- **INSTRUCTIONS TO FOLLOW**: Provide an exact transcription of all the records.

- **GIVEN DATA**:
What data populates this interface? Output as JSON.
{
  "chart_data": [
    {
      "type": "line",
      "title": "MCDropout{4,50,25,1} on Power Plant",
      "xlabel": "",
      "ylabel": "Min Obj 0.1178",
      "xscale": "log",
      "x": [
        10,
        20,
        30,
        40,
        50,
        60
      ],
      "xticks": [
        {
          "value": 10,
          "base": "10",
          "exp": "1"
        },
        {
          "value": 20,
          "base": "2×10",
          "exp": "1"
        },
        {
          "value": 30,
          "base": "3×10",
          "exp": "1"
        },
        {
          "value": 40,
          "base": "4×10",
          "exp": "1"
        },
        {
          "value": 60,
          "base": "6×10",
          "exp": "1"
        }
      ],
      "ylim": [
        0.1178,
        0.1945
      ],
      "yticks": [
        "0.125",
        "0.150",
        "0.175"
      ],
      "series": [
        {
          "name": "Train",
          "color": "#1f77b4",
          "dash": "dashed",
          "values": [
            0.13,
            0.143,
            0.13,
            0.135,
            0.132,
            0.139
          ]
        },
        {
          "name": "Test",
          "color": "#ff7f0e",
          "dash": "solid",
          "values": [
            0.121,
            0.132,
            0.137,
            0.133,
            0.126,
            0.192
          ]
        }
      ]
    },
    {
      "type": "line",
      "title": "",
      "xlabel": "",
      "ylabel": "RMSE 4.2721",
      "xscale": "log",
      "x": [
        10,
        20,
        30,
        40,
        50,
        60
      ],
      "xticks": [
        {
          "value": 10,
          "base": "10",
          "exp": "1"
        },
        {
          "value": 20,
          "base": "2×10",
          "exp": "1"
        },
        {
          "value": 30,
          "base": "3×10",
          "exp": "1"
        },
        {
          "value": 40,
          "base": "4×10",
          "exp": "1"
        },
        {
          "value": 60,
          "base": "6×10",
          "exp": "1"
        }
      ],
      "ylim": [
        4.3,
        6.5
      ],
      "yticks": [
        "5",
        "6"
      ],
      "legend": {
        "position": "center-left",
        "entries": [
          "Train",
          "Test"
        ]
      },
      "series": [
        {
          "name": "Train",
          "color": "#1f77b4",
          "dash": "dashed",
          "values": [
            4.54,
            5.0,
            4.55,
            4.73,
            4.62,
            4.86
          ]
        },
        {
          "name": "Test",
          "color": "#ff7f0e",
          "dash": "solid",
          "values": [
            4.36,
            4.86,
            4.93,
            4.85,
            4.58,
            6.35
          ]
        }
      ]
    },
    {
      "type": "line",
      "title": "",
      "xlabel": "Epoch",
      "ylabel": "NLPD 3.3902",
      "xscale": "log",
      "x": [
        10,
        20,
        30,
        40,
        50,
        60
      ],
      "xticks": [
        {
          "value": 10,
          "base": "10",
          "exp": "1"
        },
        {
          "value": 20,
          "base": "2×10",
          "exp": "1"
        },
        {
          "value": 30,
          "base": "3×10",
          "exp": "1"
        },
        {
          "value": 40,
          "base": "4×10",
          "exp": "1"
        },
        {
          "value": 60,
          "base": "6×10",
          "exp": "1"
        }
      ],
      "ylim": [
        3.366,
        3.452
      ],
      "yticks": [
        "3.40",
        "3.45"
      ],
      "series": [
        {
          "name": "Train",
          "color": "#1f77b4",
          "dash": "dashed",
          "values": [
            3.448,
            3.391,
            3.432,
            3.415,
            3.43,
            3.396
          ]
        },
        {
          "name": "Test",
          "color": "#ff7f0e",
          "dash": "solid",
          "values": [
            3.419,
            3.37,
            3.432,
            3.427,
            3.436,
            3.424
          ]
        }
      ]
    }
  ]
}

- **PROBLEM SOLUTION**:
What data populates this interface? Output as JSON.
{
  "chart_data": [
    {
      "type": "line",
      "title": "MCDropout{4,50,25,1} on Power Plant",
      "xlabel": "",
      "ylabel": "Min Obj 0.1178",
      "xscale": "log",
      "x": [
        10,
        20,
        30,
        40,
        50,
        60
      ],
      "xticks": [
        {
          "value": 10,
          "base": "10",
          "exp": "1"
        },
        {
          "value": 20,
          "base": "2×10",
          "exp": "1"
        },
        {
          "value": 30,
          "base": "3×10",
          "exp": "1"
        },
        {
          "value": 40,
          "base": "4×10",
          "exp": "1"
        },
        {
          "value": 60,
          "base": "6×10",
          "exp": "1"
        }
      ],
      "ylim": [
        0.1178,
        0.1945
      ],
      "yticks": [
        "0.125",
        "0.150",
        "0.175"
      ],
      "series": [
        {
          "name": "Train",
          "color": "#1f77b4",
          "dash": "dashed",
          "values": [
            0.13,
            0.143,
            0.13,
            0.135,
            0.132,
            0.139
          ]
        },
        {
          "name": "Test",
          "color": "#ff7f0e",
          "dash": "solid",
          "values": [
            0.121,
            0.132,
            0.137,
            0.133,
            0.126,
            0.192
          ]
        }
      ]
    },
    {
      "type": "line",
      "title": "",
      "xlabel": "",
      "ylabel": "RMSE 4.2721",
      "xscale": "log",
      "x": [
        10,
        20,
        30,
        40,
        50,
        60
      ],
      "xticks": [
        {
          "value": 10,
          "base": "10",
          "exp": "1"
        },
        {
          "value": 20,
          "base": "2×10",
          "exp": "1"
        },
        {
          "value": 30,
          "base": "3×10",
          "exp": "1"
        },
        {
          "value": 40,
          "base": "4×10",
          "exp": "1"
        },
        {
          "value": 60,
          "base": "6×10",
          "exp": "1"
        }
      ],
      "ylim": [
        4.3,
        6.5
      ],
      "yticks": [
        "5",
        "6"
      ],
      "legend": {
        "position": "center-left",
        "entries": [
          "Train",
          "Test"
        ]
      },
      "series": [
        {
          "name": "Train",
          "color": "#1f77b4",
          "dash": "dashed",
          "values": [
            4.54,
            5.0,
            4.55,
            4.73,
            4.62,
            4.86
          ]
        },
        {
          "name": "Test",
          "color": "#ff7f0e",
          "dash": "solid",
          "values": [
            4.36,
            4.86,
            4.93,
            4.85,
            4.58,
            6.35
          ]
        }
      ]
    },
    {
      "type": "line",
      "title": "",
      "xlabel": "Epoch",
      "ylabel": "NLPD 3.3902",
      "xscale": "log",
      "x": [
        10,
        20,
        30,
        40,
        50,
        60
      ],
      "xticks": [
        {
          "value": 10,
          "base": "10",
          "exp": "1"
        },
        {
          "value": 20,
          "base": "2×10",
          "exp": "1"
        },
        {
          "value": 30,
          "base": "3×10",
          "exp": "1"
        },
        {
          "value": 40,
          "base": "4×10",
          "exp": "1"
        },
        {
          "value": 60,
          "base": "6×10",
          "exp": "1"
        }
      ],
      "ylim": [
        3.366,
        3.452
      ],
      "yticks": [
        "3.40",
        "3.45"
      ],
      "series": [
        {
          "name": "Train",
          "color": "#1f77b4",
          "dash": "dashed",
          "values": [
            3.448,
            3.391,
            3.432,
            3.415,
            3.43,
            3.396
          ]
        },
        {
          "name": "Test",
          "color": "#ff7f0e",
          "dash": "solid",
          "values": [
            3.419,
            3.37,
            3.432,
            3.427,
            3.436,
            3.424
          ]
        }
      ]
    }
  ]
}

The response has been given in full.